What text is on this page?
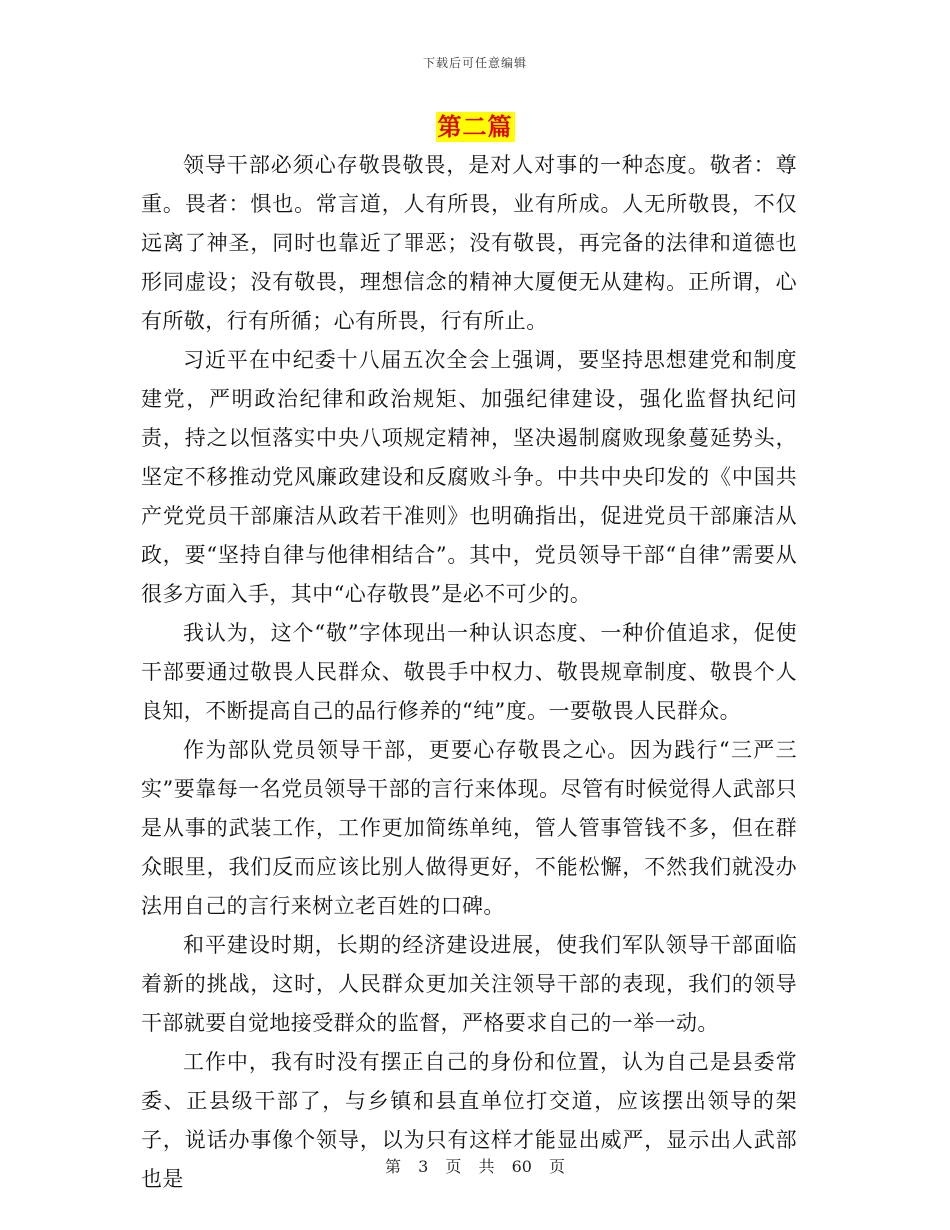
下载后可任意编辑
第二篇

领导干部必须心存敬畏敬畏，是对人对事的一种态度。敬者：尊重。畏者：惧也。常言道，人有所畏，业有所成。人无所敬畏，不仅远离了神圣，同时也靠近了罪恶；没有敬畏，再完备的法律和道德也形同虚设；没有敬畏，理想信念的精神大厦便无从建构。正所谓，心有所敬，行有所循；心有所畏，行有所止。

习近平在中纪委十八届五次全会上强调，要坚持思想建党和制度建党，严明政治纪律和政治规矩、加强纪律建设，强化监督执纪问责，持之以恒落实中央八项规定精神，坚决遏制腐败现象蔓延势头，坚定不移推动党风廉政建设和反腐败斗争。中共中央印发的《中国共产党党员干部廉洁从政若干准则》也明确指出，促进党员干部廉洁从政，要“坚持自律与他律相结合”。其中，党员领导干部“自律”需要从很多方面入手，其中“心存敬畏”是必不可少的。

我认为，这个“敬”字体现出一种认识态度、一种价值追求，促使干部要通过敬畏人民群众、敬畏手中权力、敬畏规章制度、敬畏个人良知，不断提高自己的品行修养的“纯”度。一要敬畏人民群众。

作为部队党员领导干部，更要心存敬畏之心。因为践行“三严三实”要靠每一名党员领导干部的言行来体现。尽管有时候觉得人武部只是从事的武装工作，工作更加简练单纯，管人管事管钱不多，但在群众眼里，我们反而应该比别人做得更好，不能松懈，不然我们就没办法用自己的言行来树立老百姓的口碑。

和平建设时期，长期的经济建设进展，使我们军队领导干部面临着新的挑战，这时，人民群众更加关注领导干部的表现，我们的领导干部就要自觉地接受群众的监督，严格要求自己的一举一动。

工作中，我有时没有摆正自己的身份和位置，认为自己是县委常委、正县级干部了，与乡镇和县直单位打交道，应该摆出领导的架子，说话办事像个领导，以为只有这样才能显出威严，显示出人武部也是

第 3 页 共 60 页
**********
§ The task: Take the entries shown above and quote them verbatim, passing over the pictures.

§ Solution for this task:
What text is on this page?
下载后可任意编辑
第二篇

领导干部必须心存敬畏敬畏，是对人对事的一种态度。敬者：尊重。畏者：惧也。常言道，人有所畏，业有所成。人无所敬畏，不仅远离了神圣，同时也靠近了罪恶；没有敬畏，再完备的法律和道德也形同虚设；没有敬畏，理想信念的精神大厦便无从建构。正所谓，心有所敬，行有所循；心有所畏，行有所止。

习近平在中纪委十八届五次全会上强调，要坚持思想建党和制度建党，严明政治纪律和政治规矩、加强纪律建设，强化监督执纪问责，持之以恒落实中央八项规定精神，坚决遏制腐败现象蔓延势头，坚定不移推动党风廉政建设和反腐败斗争。中共中央印发的《中国共产党党员干部廉洁从政若干准则》也明确指出，促进党员干部廉洁从政，要“坚持自律与他律相结合”。其中，党员领导干部“自律”需要从很多方面入手，其中“心存敬畏”是必不可少的。

我认为，这个“敬”字体现出一种认识态度、一种价值追求，促使干部要通过敬畏人民群众、敬畏手中权力、敬畏规章制度、敬畏个人良知，不断提高自己的品行修养的“纯”度。一要敬畏人民群众。

作为部队党员领导干部，更要心存敬畏之心。因为践行“三严三实”要靠每一名党员领导干部的言行来体现。尽管有时候觉得人武部只是从事的武装工作，工作更加简练单纯，管人管事管钱不多，但在群众眼里，我们反而应该比别人做得更好，不能松懈，不然我们就没办法用自己的言行来树立老百姓的口碑。

和平建设时期，长期的经济建设进展，使我们军队领导干部面临着新的挑战，这时，人民群众更加关注领导干部的表现，我们的领导干部就要自觉地接受群众的监督，严格要求自己的一举一动。

工作中，我有时没有摆正自己的身份和位置，认为自己是县委常委、正县级干部了，与乡镇和县直单位打交道，应该摆出领导的架子，说话办事像个领导，以为只有这样才能显出威严，显示出人武部也是

第 3 页 共 60 页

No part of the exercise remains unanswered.